◆ **SHORT PROBLEM**: Track down the lines that contain "content" and copy them.

[BEGIN TASK INPUTS]

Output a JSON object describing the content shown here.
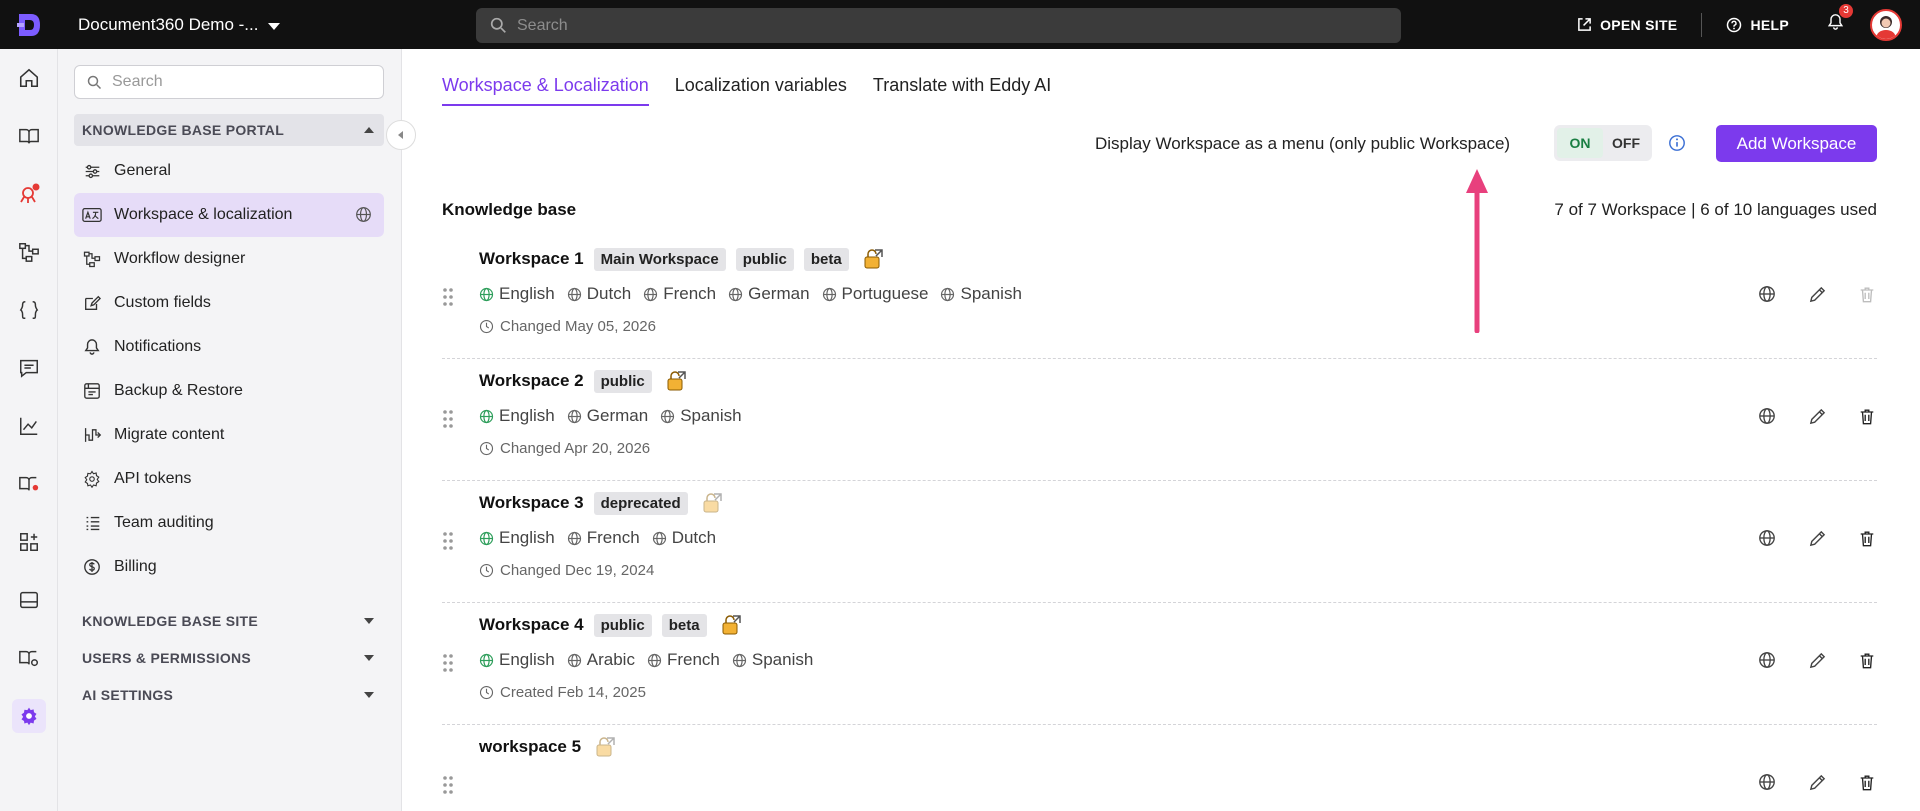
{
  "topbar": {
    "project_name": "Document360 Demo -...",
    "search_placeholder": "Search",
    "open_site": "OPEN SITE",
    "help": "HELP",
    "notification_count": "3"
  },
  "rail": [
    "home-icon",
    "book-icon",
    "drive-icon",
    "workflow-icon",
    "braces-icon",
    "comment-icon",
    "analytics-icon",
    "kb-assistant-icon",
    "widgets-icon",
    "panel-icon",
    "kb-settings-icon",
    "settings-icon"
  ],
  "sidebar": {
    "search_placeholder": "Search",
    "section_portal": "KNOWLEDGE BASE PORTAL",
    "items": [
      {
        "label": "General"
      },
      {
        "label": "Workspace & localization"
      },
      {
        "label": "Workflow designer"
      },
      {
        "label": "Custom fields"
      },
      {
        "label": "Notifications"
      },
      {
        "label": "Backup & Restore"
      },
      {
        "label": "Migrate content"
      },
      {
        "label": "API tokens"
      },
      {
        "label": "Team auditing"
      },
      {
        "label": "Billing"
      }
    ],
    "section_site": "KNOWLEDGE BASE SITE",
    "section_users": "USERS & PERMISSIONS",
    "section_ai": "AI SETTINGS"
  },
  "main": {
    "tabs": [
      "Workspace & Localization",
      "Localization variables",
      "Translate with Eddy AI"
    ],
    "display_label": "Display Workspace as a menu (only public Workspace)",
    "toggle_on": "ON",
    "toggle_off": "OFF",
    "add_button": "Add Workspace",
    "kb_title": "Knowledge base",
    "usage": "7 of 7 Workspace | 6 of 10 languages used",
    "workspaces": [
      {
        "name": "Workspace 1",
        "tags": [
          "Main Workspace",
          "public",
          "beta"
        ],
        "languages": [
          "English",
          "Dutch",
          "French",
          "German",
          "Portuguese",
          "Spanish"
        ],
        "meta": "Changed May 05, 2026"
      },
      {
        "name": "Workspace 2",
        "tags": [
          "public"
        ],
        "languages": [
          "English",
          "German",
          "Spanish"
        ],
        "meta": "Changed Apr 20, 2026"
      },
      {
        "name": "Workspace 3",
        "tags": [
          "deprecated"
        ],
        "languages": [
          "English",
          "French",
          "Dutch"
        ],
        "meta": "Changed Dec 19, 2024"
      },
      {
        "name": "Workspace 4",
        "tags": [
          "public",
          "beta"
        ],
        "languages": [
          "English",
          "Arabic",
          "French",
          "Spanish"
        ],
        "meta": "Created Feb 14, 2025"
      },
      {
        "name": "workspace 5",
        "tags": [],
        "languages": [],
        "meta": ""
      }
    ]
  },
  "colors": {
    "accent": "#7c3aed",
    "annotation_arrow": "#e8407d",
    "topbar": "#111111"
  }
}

[END TASK INPUTS]
[BEGIN TASK INPUTS]

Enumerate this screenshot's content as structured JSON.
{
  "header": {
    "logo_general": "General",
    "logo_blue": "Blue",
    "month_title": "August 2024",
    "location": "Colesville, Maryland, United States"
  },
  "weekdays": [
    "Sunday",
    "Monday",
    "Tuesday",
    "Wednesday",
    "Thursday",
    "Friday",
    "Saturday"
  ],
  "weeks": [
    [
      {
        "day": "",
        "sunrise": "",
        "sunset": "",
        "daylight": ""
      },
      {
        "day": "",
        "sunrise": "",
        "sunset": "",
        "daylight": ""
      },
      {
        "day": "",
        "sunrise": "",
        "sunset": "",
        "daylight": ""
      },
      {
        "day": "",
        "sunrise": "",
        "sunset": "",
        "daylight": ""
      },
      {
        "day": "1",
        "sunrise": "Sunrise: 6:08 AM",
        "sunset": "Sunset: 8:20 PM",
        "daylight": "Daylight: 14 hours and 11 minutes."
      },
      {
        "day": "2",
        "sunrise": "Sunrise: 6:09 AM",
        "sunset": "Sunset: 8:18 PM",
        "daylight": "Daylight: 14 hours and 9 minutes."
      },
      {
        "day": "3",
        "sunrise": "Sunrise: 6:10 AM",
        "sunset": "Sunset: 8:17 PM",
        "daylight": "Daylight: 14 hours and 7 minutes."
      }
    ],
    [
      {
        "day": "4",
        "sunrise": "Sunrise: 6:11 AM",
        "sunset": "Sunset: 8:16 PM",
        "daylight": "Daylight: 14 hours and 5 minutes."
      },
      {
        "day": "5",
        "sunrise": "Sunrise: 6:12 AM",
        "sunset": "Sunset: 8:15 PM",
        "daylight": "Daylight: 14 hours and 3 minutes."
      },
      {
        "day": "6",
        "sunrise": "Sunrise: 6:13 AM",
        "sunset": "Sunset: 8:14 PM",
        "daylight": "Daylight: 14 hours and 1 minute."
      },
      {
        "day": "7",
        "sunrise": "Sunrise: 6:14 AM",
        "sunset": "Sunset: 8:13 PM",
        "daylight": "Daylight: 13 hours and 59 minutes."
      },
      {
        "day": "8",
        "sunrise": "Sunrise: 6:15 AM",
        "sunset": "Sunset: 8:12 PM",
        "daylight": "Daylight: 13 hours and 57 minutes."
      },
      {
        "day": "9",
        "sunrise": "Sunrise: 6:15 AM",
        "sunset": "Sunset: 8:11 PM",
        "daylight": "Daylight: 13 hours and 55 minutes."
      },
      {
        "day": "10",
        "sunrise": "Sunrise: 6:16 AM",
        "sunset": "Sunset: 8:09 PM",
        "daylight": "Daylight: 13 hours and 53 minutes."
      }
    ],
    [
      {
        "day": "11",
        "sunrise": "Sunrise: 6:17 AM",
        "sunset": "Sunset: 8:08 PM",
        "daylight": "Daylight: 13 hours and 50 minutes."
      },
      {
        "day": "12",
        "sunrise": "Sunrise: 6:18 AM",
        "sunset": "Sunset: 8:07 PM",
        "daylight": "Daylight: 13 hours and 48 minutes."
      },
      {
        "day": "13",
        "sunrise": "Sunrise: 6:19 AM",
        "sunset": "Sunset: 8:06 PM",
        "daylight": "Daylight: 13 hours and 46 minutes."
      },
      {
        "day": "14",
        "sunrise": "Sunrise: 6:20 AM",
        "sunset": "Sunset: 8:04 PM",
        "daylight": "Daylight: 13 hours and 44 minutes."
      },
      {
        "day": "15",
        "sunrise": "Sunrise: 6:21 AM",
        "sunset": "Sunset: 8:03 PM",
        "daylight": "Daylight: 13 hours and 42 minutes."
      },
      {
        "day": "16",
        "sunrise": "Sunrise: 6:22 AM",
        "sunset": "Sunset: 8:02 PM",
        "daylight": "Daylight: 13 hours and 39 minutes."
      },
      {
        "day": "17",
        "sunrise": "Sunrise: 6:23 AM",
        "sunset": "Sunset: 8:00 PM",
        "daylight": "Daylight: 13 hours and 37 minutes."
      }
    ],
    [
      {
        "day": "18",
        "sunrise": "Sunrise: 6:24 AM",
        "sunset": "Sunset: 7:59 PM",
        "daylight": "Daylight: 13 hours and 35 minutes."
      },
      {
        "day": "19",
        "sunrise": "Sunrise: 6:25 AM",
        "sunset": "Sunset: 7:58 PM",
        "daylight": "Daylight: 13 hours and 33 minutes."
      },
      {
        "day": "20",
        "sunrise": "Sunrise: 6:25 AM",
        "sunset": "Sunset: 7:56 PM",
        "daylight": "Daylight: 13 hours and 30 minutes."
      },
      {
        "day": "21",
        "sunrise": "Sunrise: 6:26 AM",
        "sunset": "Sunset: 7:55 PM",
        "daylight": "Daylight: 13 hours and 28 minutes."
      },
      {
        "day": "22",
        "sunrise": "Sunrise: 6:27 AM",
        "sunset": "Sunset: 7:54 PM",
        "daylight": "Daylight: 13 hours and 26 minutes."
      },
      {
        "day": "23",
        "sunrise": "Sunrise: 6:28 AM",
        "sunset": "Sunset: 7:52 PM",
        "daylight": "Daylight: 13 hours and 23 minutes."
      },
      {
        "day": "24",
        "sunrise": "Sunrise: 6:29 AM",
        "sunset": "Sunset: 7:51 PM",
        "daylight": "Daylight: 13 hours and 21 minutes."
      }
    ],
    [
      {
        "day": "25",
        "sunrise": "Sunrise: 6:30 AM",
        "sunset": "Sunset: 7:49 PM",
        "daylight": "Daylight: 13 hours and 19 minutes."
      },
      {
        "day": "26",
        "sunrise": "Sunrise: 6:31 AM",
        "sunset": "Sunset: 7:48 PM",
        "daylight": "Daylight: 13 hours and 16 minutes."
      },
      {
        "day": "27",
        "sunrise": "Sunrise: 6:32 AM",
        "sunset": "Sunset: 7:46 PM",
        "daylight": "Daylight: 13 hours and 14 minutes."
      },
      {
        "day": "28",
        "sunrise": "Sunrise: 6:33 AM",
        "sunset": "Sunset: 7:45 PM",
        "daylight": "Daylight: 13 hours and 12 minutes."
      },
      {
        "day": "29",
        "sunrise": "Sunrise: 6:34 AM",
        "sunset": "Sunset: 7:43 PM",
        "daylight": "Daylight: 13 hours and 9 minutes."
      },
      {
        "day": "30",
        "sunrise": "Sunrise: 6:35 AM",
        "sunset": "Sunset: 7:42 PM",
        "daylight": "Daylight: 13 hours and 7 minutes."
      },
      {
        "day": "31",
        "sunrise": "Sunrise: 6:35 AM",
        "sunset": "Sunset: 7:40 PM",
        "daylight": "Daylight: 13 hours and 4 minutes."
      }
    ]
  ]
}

[END TASK INPUTS]

◆ **SOLUTION TO THE PROBLEM**:
Output a JSON object describing the content shown here.
        "label": "Migrate content"
Enumerate this screenshot's content as structured JSON.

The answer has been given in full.